- Given problem: In the listing below, pick out lines with "个百分点".

- Available data:

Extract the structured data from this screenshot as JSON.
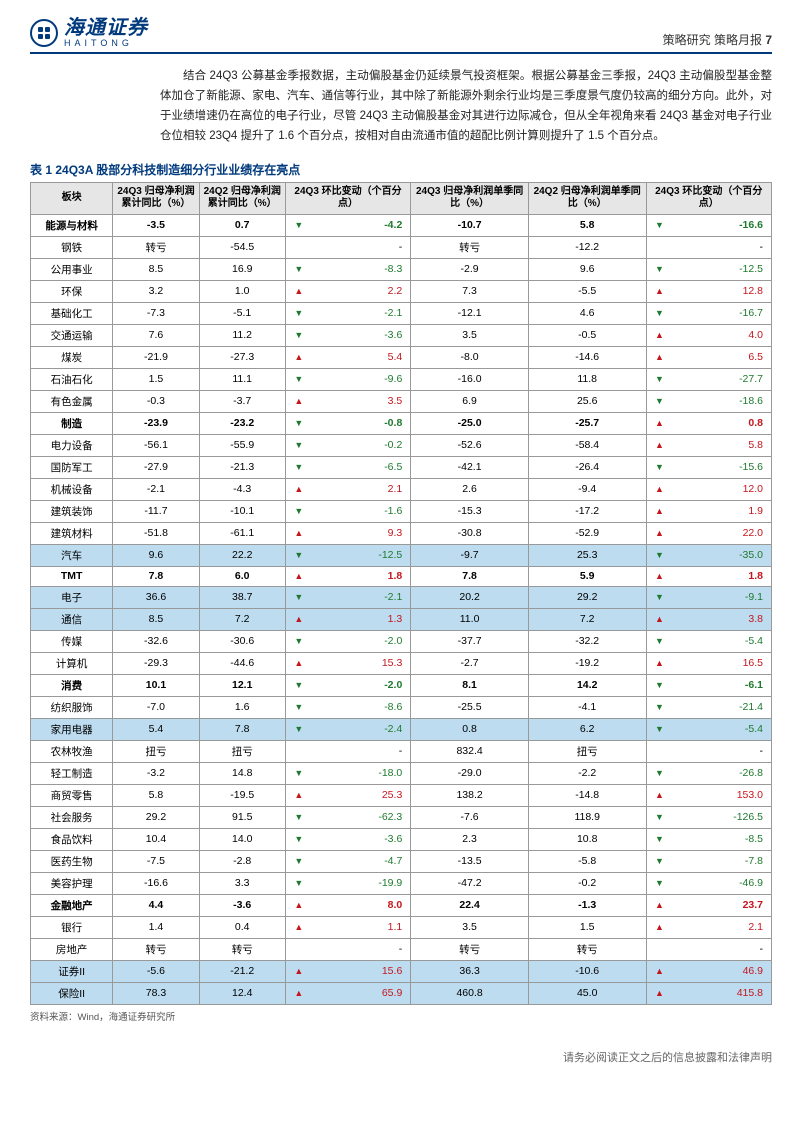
{
  "header": {
    "logo_cn": "海通证券",
    "logo_en": "HAITONG",
    "right_text": "策略研究 策略月报",
    "page_num": "7"
  },
  "body_para": "结合 24Q3 公募基金季报数据，主动偏股基金仍延续景气投资框架。根据公募基金三季报，24Q3 主动偏股型基金整体加仓了新能源、家电、汽车、通信等行业，其中除了新能源外剩余行业均是三季度景气度仍较高的细分方向。此外，对于业绩增速仍在高位的电子行业，尽管 24Q3 主动偏股基金对其进行边际减仓，但从全年视角来看 24Q3 基金对电子行业仓位相较 23Q4 提升了 1.6 个百分点，按相对自由流通市值的超配比例计算则提升了 1.5 个百分点。",
  "table": {
    "title": "表 1 24Q3A 股部分科技制造细分行业业绩存在亮点",
    "headers": [
      "板块",
      "24Q3 归母净利润累计同比（%）",
      "24Q2 归母净利润累计同比（%）",
      "24Q3 环比变动（个百分点）",
      "24Q3 归母净利润单季同比（%）",
      "24Q2 归母净利润单季同比（%）",
      "24Q3 环比变动（个百分点）"
    ],
    "rows": [
      {
        "name": "能源与材料",
        "c1": "-3.5",
        "c2": "0.7",
        "d1": "dn",
        "v1": "-4.2",
        "c4": "-10.7",
        "c5": "5.8",
        "d2": "dn",
        "v2": "-16.6",
        "bold": true
      },
      {
        "name": "钢铁",
        "c1": "转亏",
        "c2": "-54.5",
        "d1": "",
        "v1": "-",
        "c4": "转亏",
        "c5": "-12.2",
        "d2": "",
        "v2": "-"
      },
      {
        "name": "公用事业",
        "c1": "8.5",
        "c2": "16.9",
        "d1": "dn",
        "v1": "-8.3",
        "c4": "-2.9",
        "c5": "9.6",
        "d2": "dn",
        "v2": "-12.5"
      },
      {
        "name": "环保",
        "c1": "3.2",
        "c2": "1.0",
        "d1": "up",
        "v1": "2.2",
        "c4": "7.3",
        "c5": "-5.5",
        "d2": "up",
        "v2": "12.8"
      },
      {
        "name": "基础化工",
        "c1": "-7.3",
        "c2": "-5.1",
        "d1": "dn",
        "v1": "-2.1",
        "c4": "-12.1",
        "c5": "4.6",
        "d2": "dn",
        "v2": "-16.7"
      },
      {
        "name": "交通运输",
        "c1": "7.6",
        "c2": "11.2",
        "d1": "dn",
        "v1": "-3.6",
        "c4": "3.5",
        "c5": "-0.5",
        "d2": "up",
        "v2": "4.0"
      },
      {
        "name": "煤炭",
        "c1": "-21.9",
        "c2": "-27.3",
        "d1": "up",
        "v1": "5.4",
        "c4": "-8.0",
        "c5": "-14.6",
        "d2": "up",
        "v2": "6.5"
      },
      {
        "name": "石油石化",
        "c1": "1.5",
        "c2": "11.1",
        "d1": "dn",
        "v1": "-9.6",
        "c4": "-16.0",
        "c5": "11.8",
        "d2": "dn",
        "v2": "-27.7"
      },
      {
        "name": "有色金属",
        "c1": "-0.3",
        "c2": "-3.7",
        "d1": "up",
        "v1": "3.5",
        "c4": "6.9",
        "c5": "25.6",
        "d2": "dn",
        "v2": "-18.6"
      },
      {
        "name": "制造",
        "c1": "-23.9",
        "c2": "-23.2",
        "d1": "dn",
        "v1": "-0.8",
        "c4": "-25.0",
        "c5": "-25.7",
        "d2": "up",
        "v2": "0.8",
        "bold": true
      },
      {
        "name": "电力设备",
        "c1": "-56.1",
        "c2": "-55.9",
        "d1": "dn",
        "v1": "-0.2",
        "c4": "-52.6",
        "c5": "-58.4",
        "d2": "up",
        "v2": "5.8"
      },
      {
        "name": "国防军工",
        "c1": "-27.9",
        "c2": "-21.3",
        "d1": "dn",
        "v1": "-6.5",
        "c4": "-42.1",
        "c5": "-26.4",
        "d2": "dn",
        "v2": "-15.6"
      },
      {
        "name": "机械设备",
        "c1": "-2.1",
        "c2": "-4.3",
        "d1": "up",
        "v1": "2.1",
        "c4": "2.6",
        "c5": "-9.4",
        "d2": "up",
        "v2": "12.0"
      },
      {
        "name": "建筑装饰",
        "c1": "-11.7",
        "c2": "-10.1",
        "d1": "dn",
        "v1": "-1.6",
        "c4": "-15.3",
        "c5": "-17.2",
        "d2": "up",
        "v2": "1.9"
      },
      {
        "name": "建筑材料",
        "c1": "-51.8",
        "c2": "-61.1",
        "d1": "up",
        "v1": "9.3",
        "c4": "-30.8",
        "c5": "-52.9",
        "d2": "up",
        "v2": "22.0"
      },
      {
        "name": "汽车",
        "c1": "9.6",
        "c2": "22.2",
        "d1": "dn",
        "v1": "-12.5",
        "c4": "-9.7",
        "c5": "25.3",
        "d2": "dn",
        "v2": "-35.0",
        "hl": true
      },
      {
        "name": "TMT",
        "c1": "7.8",
        "c2": "6.0",
        "d1": "up",
        "v1": "1.8",
        "c4": "7.8",
        "c5": "5.9",
        "d2": "up",
        "v2": "1.8",
        "bold": true
      },
      {
        "name": "电子",
        "c1": "36.6",
        "c2": "38.7",
        "d1": "dn",
        "v1": "-2.1",
        "c4": "20.2",
        "c5": "29.2",
        "d2": "dn",
        "v2": "-9.1",
        "hl": true
      },
      {
        "name": "通信",
        "c1": "8.5",
        "c2": "7.2",
        "d1": "up",
        "v1": "1.3",
        "c4": "11.0",
        "c5": "7.2",
        "d2": "up",
        "v2": "3.8",
        "hl": true
      },
      {
        "name": "传媒",
        "c1": "-32.6",
        "c2": "-30.6",
        "d1": "dn",
        "v1": "-2.0",
        "c4": "-37.7",
        "c5": "-32.2",
        "d2": "dn",
        "v2": "-5.4"
      },
      {
        "name": "计算机",
        "c1": "-29.3",
        "c2": "-44.6",
        "d1": "up",
        "v1": "15.3",
        "c4": "-2.7",
        "c5": "-19.2",
        "d2": "up",
        "v2": "16.5"
      },
      {
        "name": "消费",
        "c1": "10.1",
        "c2": "12.1",
        "d1": "dn",
        "v1": "-2.0",
        "c4": "8.1",
        "c5": "14.2",
        "d2": "dn",
        "v2": "-6.1",
        "bold": true
      },
      {
        "name": "纺织服饰",
        "c1": "-7.0",
        "c2": "1.6",
        "d1": "dn",
        "v1": "-8.6",
        "c4": "-25.5",
        "c5": "-4.1",
        "d2": "dn",
        "v2": "-21.4"
      },
      {
        "name": "家用电器",
        "c1": "5.4",
        "c2": "7.8",
        "d1": "dn",
        "v1": "-2.4",
        "c4": "0.8",
        "c5": "6.2",
        "d2": "dn",
        "v2": "-5.4",
        "hl": true
      },
      {
        "name": "农林牧渔",
        "c1": "扭亏",
        "c2": "扭亏",
        "d1": "",
        "v1": "-",
        "c4": "832.4",
        "c5": "扭亏",
        "d2": "",
        "v2": "-"
      },
      {
        "name": "轻工制造",
        "c1": "-3.2",
        "c2": "14.8",
        "d1": "dn",
        "v1": "-18.0",
        "c4": "-29.0",
        "c5": "-2.2",
        "d2": "dn",
        "v2": "-26.8"
      },
      {
        "name": "商贸零售",
        "c1": "5.8",
        "c2": "-19.5",
        "d1": "up",
        "v1": "25.3",
        "c4": "138.2",
        "c5": "-14.8",
        "d2": "up",
        "v2": "153.0"
      },
      {
        "name": "社会服务",
        "c1": "29.2",
        "c2": "91.5",
        "d1": "dn",
        "v1": "-62.3",
        "c4": "-7.6",
        "c5": "118.9",
        "d2": "dn",
        "v2": "-126.5"
      },
      {
        "name": "食品饮料",
        "c1": "10.4",
        "c2": "14.0",
        "d1": "dn",
        "v1": "-3.6",
        "c4": "2.3",
        "c5": "10.8",
        "d2": "dn",
        "v2": "-8.5"
      },
      {
        "name": "医药生物",
        "c1": "-7.5",
        "c2": "-2.8",
        "d1": "dn",
        "v1": "-4.7",
        "c4": "-13.5",
        "c5": "-5.8",
        "d2": "dn",
        "v2": "-7.8"
      },
      {
        "name": "美容护理",
        "c1": "-16.6",
        "c2": "3.3",
        "d1": "dn",
        "v1": "-19.9",
        "c4": "-47.2",
        "c5": "-0.2",
        "d2": "dn",
        "v2": "-46.9"
      },
      {
        "name": "金融地产",
        "c1": "4.4",
        "c2": "-3.6",
        "d1": "up",
        "v1": "8.0",
        "c4": "22.4",
        "c5": "-1.3",
        "d2": "up",
        "v2": "23.7",
        "bold": true
      },
      {
        "name": "银行",
        "c1": "1.4",
        "c2": "0.4",
        "d1": "up",
        "v1": "1.1",
        "c4": "3.5",
        "c5": "1.5",
        "d2": "up",
        "v2": "2.1"
      },
      {
        "name": "房地产",
        "c1": "转亏",
        "c2": "转亏",
        "d1": "",
        "v1": "-",
        "c4": "转亏",
        "c5": "转亏",
        "d2": "",
        "v2": "-"
      },
      {
        "name": "证券II",
        "c1": "-5.6",
        "c2": "-21.2",
        "d1": "up",
        "v1": "15.6",
        "c4": "36.3",
        "c5": "-10.6",
        "d2": "up",
        "v2": "46.9",
        "hl": true
      },
      {
        "name": "保险II",
        "c1": "78.3",
        "c2": "12.4",
        "d1": "up",
        "v1": "65.9",
        "c4": "460.8",
        "c5": "45.0",
        "d2": "up",
        "v2": "415.8",
        "hl": true
      }
    ],
    "source": "资料来源：Wind，海通证券研究所"
  },
  "footer": "请务必阅读正文之后的信息披露和法律声明"
}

- Response to the task:
  "body_para": "结合 24Q3 公募基金季报数据，主动偏股基金仍延续景气投资框架。根据公募基金三季报，24Q3 主动偏股型基金整体加仓了新能源、家电、汽车、通信等行业，其中除了新能源外剩余行业均是三季度景气度仍较高的细分方向。此外，对于业绩增速仍在高位的电子行业，尽管 24Q3 主动偏股基金对其进行边际减仓，但从全年视角来看 24Q3 基金对电子行业仓位相较 23Q4 提升了 1.6 个百分点，按相对自由流通市值的超配比例计算则提升了 1.5 个百分点。",
      "24Q3 环比变动（个百分点）",
      "24Q3 环比变动（个百分点）"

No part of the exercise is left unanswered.